What is required.
Without changing anything, copy out each entry.

Figure dataset records.

════════

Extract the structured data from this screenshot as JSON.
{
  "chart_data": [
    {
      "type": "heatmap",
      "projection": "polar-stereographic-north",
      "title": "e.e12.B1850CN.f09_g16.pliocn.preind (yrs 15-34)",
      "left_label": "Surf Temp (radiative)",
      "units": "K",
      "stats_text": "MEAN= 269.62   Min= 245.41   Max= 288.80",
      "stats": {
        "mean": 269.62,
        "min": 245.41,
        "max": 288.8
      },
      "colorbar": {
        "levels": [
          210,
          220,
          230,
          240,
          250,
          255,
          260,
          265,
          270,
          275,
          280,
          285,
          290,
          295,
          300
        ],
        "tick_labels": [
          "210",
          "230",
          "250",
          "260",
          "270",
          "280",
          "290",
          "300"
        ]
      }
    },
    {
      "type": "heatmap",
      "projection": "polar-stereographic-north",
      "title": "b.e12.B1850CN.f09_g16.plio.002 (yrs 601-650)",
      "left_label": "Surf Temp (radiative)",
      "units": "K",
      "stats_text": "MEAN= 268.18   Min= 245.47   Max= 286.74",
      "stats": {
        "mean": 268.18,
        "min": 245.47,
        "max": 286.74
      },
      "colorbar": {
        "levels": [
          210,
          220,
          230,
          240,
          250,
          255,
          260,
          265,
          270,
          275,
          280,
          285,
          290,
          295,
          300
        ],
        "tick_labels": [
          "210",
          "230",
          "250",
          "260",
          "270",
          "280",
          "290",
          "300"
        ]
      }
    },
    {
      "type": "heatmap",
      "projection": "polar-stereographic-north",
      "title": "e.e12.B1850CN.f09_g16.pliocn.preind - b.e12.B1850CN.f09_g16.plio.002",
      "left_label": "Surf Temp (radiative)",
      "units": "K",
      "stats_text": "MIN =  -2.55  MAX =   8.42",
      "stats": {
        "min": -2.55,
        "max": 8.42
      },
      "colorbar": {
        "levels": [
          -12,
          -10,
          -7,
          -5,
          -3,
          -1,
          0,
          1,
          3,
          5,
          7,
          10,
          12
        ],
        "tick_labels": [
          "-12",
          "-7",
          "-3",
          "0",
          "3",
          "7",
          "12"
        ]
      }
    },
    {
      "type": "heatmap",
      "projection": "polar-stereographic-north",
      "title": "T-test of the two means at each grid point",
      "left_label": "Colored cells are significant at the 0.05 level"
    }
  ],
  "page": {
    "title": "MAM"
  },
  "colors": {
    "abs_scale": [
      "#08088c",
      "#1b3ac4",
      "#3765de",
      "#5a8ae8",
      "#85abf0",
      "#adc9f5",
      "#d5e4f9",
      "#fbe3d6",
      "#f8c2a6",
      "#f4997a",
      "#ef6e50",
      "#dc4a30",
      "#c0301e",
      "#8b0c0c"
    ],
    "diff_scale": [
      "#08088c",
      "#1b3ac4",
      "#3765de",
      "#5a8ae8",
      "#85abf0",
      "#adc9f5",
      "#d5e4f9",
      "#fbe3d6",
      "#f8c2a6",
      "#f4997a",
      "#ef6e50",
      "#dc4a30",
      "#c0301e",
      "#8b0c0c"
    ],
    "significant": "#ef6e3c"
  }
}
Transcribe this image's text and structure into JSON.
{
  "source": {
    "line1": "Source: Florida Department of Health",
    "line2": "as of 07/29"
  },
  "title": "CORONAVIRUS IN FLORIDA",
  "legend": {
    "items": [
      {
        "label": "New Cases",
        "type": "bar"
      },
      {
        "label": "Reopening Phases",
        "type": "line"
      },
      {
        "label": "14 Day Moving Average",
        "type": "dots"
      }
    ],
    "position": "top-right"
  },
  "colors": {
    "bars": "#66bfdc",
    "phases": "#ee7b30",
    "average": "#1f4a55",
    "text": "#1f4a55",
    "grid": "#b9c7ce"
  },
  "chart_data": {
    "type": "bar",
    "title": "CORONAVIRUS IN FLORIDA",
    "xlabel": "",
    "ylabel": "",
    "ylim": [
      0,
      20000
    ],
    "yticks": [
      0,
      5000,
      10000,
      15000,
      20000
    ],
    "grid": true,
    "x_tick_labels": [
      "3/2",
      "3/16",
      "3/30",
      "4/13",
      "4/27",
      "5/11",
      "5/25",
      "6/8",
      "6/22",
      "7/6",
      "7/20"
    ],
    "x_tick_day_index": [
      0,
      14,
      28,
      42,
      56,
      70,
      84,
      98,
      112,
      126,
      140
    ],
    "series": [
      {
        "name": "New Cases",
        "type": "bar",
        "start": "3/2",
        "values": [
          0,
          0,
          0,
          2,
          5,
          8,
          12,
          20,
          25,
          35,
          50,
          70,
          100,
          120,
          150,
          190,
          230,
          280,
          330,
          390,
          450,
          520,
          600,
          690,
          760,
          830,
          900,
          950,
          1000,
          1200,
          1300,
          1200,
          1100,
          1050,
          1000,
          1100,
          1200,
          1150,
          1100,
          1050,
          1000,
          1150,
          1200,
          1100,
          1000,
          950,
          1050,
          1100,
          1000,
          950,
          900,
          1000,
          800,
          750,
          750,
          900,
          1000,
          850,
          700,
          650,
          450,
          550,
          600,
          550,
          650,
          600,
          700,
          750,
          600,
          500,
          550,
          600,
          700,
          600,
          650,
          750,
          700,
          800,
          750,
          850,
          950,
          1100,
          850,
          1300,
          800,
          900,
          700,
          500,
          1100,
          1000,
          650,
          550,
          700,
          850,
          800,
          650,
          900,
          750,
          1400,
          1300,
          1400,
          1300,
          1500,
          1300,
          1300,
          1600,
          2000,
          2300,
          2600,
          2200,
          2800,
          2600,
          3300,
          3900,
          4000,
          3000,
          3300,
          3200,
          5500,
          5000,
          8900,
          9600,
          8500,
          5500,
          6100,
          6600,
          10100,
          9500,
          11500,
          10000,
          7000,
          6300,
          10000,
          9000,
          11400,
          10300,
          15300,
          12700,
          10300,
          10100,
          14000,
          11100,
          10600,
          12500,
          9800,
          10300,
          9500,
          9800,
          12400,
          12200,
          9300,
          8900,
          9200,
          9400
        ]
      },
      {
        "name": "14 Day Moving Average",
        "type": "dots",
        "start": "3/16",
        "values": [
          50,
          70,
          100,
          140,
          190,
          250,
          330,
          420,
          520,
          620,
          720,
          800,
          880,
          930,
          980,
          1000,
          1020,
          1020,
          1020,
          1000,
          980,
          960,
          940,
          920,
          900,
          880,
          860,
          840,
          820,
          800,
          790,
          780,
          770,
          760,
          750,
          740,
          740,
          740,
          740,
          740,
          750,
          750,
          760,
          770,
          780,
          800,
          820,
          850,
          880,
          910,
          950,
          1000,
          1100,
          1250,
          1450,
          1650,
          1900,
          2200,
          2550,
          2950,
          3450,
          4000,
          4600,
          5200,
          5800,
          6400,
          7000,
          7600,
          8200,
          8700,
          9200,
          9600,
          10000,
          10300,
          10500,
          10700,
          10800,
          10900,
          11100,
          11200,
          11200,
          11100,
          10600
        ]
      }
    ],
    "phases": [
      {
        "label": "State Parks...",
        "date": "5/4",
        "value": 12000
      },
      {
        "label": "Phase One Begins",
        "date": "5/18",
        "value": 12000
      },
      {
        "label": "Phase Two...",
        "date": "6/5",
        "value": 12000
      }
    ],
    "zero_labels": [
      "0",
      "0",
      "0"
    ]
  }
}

════════

Expected answer.
Extract the structured data from this screenshot as JSON.
{
  "chart_data": [
    {
      "type": "heatmap",
      "projection": "polar-stereographic-north",
      "title": "e.e12.B1850CN.f09_g16.pliocn.preind (yrs 15-34)",
      "left_label": "Surf Temp (radiative)",
      "units": "K",
      "stats_text": "MEAN= 269.62   Min= 245.41   Max= 288.80",
      "stats": {
        "mean": 269.62,
        "min": 245.41,
        "max": 288.8
      },
      "colorbar": {
        "levels": [
          210,
          220,
          230,
          240,
          250,
          255,
          260,
          265,
          270,
          275,
          280,
          285,
          290,
          295,
          300
        ],
        "tick_labels": [
          "210",
          "230",
          "250",
          "260",
          "270",
          "280",
          "290",
          "300"
        ]
      }
    },
    {
      "type": "heatmap",
      "projection": "polar-stereographic-north",
      "title": "b.e12.B1850CN.f09_g16.plio.002 (yrs 601-650)",
      "left_label": "Surf Temp (radiative)",
      "units": "K",
      "stats_text": "MEAN= 268.18   Min= 245.47   Max= 286.74",
      "stats": {
        "mean": 268.18,
        "min": 245.47,
        "max": 286.74
      },
      "colorbar": {
        "levels": [
          210,
          220,
          230,
          240,
          250,
          255,
          260,
          265,
          270,
          275,
          280,
          285,
          290,
          295,
          300
        ],
        "tick_labels": [
          "210",
          "230",
          "250",
          "260",
          "270",
          "280",
          "290",
          "300"
        ]
      }
    },
    {
      "type": "heatmap",
      "projection": "polar-stereographic-north",
      "title": "e.e12.B1850CN.f09_g16.pliocn.preind - b.e12.B1850CN.f09_g16.plio.002",
      "left_label": "Surf Temp (radiative)",
      "units": "K",
      "stats_text": "MIN =  -2.55  MAX =   8.42",
      "stats": {
        "min": -2.55,
        "max": 8.42
      },
      "colorbar": {
        "levels": [
          -12,
          -10,
          -7,
          -5,
          -3,
          -1,
          0,
          1,
          3,
          5,
          7,
          10,
          12
        ],
        "tick_labels": [
          "-12",
          "-7",
          "-3",
          "0",
          "3",
          "7",
          "12"
        ]
      }
    },
    {
      "type": "heatmap",
      "projection": "polar-stereographic-north",
      "title": "T-test of the two means at each grid point",
      "left_label": "Colored cells are significant at the 0.05 level"
    }
  ],
  "page": {
    "title": "MAM"
  },
  "colors": {
    "abs_scale": [
      "#08088c",
      "#1b3ac4",
      "#3765de",
      "#5a8ae8",
      "#85abf0",
      "#adc9f5",
      "#d5e4f9",
      "#fbe3d6",
      "#f8c2a6",
      "#f4997a",
      "#ef6e50",
      "#dc4a30",
      "#c0301e",
      "#8b0c0c"
    ],
    "diff_scale": [
      "#08088c",
      "#1b3ac4",
      "#3765de",
      "#5a8ae8",
      "#85abf0",
      "#adc9f5",
      "#d5e4f9",
      "#fbe3d6",
      "#f8c2a6",
      "#f4997a",
      "#ef6e50",
      "#dc4a30",
      "#c0301e",
      "#8b0c0c"
    ],
    "significant": "#ef6e3c"
  }
}
Transcribe this image's text and structure into JSON.
{
  "source": {
    "line1": "Source: Florida Department of Health",
    "line2": "as of 07/29"
  },
  "title": "CORONAVIRUS IN FLORIDA",
  "legend": {
    "items": [
      {
        "label": "New Cases",
        "type": "bar"
      },
      {
        "label": "Reopening Phases",
        "type": "line"
      },
      {
        "label": "14 Day Moving Average",
        "type": "dots"
      }
    ],
    "position": "top-right"
  },
  "colors": {
    "bars": "#66bfdc",
    "phases": "#ee7b30",
    "average": "#1f4a55",
    "text": "#1f4a55",
    "grid": "#b9c7ce"
  },
  "chart_data": {
    "type": "bar",
    "title": "CORONAVIRUS IN FLORIDA",
    "xlabel": "",
    "ylabel": "",
    "ylim": [
      0,
      20000
    ],
    "yticks": [
      0,
      5000,
      10000,
      15000,
      20000
    ],
    "grid": true,
    "x_tick_labels": [
      "3/2",
      "3/16",
      "3/30",
      "4/13",
      "4/27",
      "5/11",
      "5/25",
      "6/8",
      "6/22",
      "7/6",
      "7/20"
    ],
    "x_tick_day_index": [
      0,
      14,
      28,
      42,
      56,
      70,
      84,
      98,
      112,
      126,
      140
    ],
    "series": [
      {
        "name": "New Cases",
        "type": "bar",
        "start": "3/2",
        "values": [
          0,
          0,
          0,
          2,
          5,
          8,
          12,
          20,
          25,
          35,
          50,
          70,
          100,
          120,
          150,
          190,
          230,
          280,
          330,
          390,
          450,
          520,
          600,
          690,
          760,
          830,
          900,
          950,
          1000,
          1200,
          1300,
          1200,
          1100,
          1050,
          1000,
          1100,
          1200,
          1150,
          1100,
          1050,
          1000,
          1150,
          1200,
          1100,
          1000,
          950,
          1050,
          1100,
          1000,
          950,
          900,
          1000,
          800,
          750,
          750,
          900,
          1000,
          850,
          700,
          650,
          450,
          550,
          600,
          550,
          650,
          600,
          700,
          750,
          600,
          500,
          550,
          600,
          700,
          600,
          650,
          750,
          700,
          800,
          750,
          850,
          950,
          1100,
          850,
          1300,
          800,
          900,
          700,
          500,
          1100,
          1000,
          650,
          550,
          700,
          850,
          800,
          650,
          900,
          750,
          1400,
          1300,
          1400,
          1300,
          1500,
          1300,
          1300,
          1600,
          2000,
          2300,
          2600,
          2200,
          2800,
          2600,
          3300,
          3900,
          4000,
          3000,
          3300,
          3200,
          5500,
          5000,
          8900,
          9600,
          8500,
          5500,
          6100,
          6600,
          10100,
          9500,
          11500,
          10000,
          7000,
          6300,
          10000,
          9000,
          11400,
          10300,
          15300,
          12700,
          10300,
          10100,
          14000,
          11100,
          10600,
          12500,
          9800,
          10300,
          9500,
          9800,
          12400,
          12200,
          9300,
          8900,
          9200,
          9400
        ]
      },
      {
        "name": "14 Day Moving Average",
        "type": "dots",
        "start": "3/16",
        "values": [
          50,
          70,
          100,
          140,
          190,
          250,
          330,
          420,
          520,
          620,
          720,
          800,
          880,
          930,
          980,
          1000,
          1020,
          1020,
          1020,
          1000,
          980,
          960,
          940,
          920,
          900,
          880,
          860,
          840,
          820,
          800,
          790,
          780,
          770,
          760,
          750,
          740,
          740,
          740,
          740,
          740,
          750,
          750,
          760,
          770,
          780,
          800,
          820,
          850,
          880,
          910,
          950,
          1000,
          1100,
          1250,
          1450,
          1650,
          1900,
          2200,
          2550,
          2950,
          3450,
          4000,
          4600,
          5200,
          5800,
          6400,
          7000,
          7600,
          8200,
          8700,
          9200,
          9600,
          10000,
          10300,
          10500,
          10700,
          10800,
          10900,
          11100,
          11200,
          11200,
          11100,
          10600
        ]
      }
    ],
    "phases": [
      {
        "label": "State Parks...",
        "date": "5/4",
        "value": 12000
      },
      {
        "label": "Phase One Begins",
        "date": "5/18",
        "value": 12000
      },
      {
        "label": "Phase Two...",
        "date": "6/5",
        "value": 12000
      }
    ],
    "zero_labels": [
      "0",
      "0",
      "0"
    ]
  }
}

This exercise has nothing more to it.